◆ To do
Leaving out the pictures, retype all the material exactly.

*** Available data ***

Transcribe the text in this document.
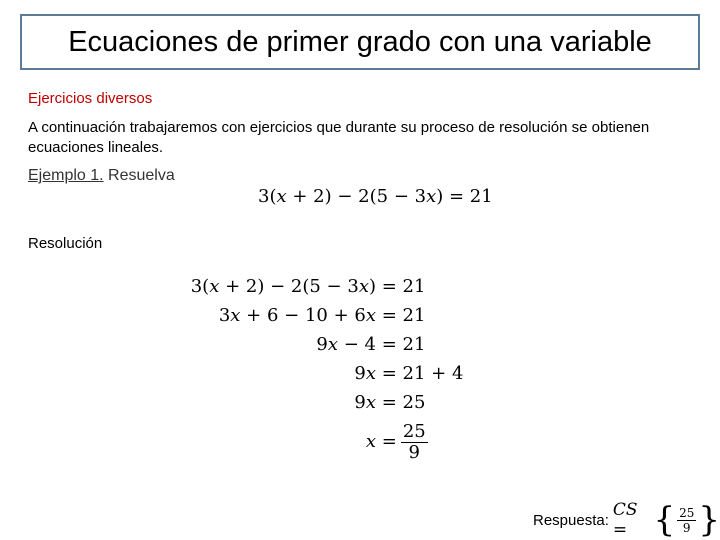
Ecuaciones de primer grado con una variable
Ejercicios diversos
A continuación trabajaremos con ejercicios que durante su proceso de resolución se obtienen ecuaciones lineales.
Ejemplo 1. Resuelva
3(x + 2) − 2(5 − 3x) = 21
Resolución
3(x + 2) − 2(5 − 3x)
3x + 6 − 10 + 6x
9x − 4
9x
9x
x
= 21
= 21
= 21
= 21 + 4
= 25
= $\frac{25}{9}$
Respuesta: CS = { $\frac{25}{9}$ }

***

◆ Task response
Transcribe the text in this document.
Ecuaciones de primer grado con una variable
Ejercicios diversos
A continuación trabajaremos con ejercicios que durante su proceso de resolución se obtienen ecuaciones lineales.
Ejemplo 1. Resuelva
3(x + 2) − 2(5 − 3x) = 21
Resolución
3(x + 2) − 2(5 − 3x)
3x + 6 − 10 + 6x
9x − 4
9x
9x
x
= 21
= 21
= 21
= 21 + 4
= 25
= $\frac{25}{9}$
Respuesta: CS = { $\frac{25}{9}$ }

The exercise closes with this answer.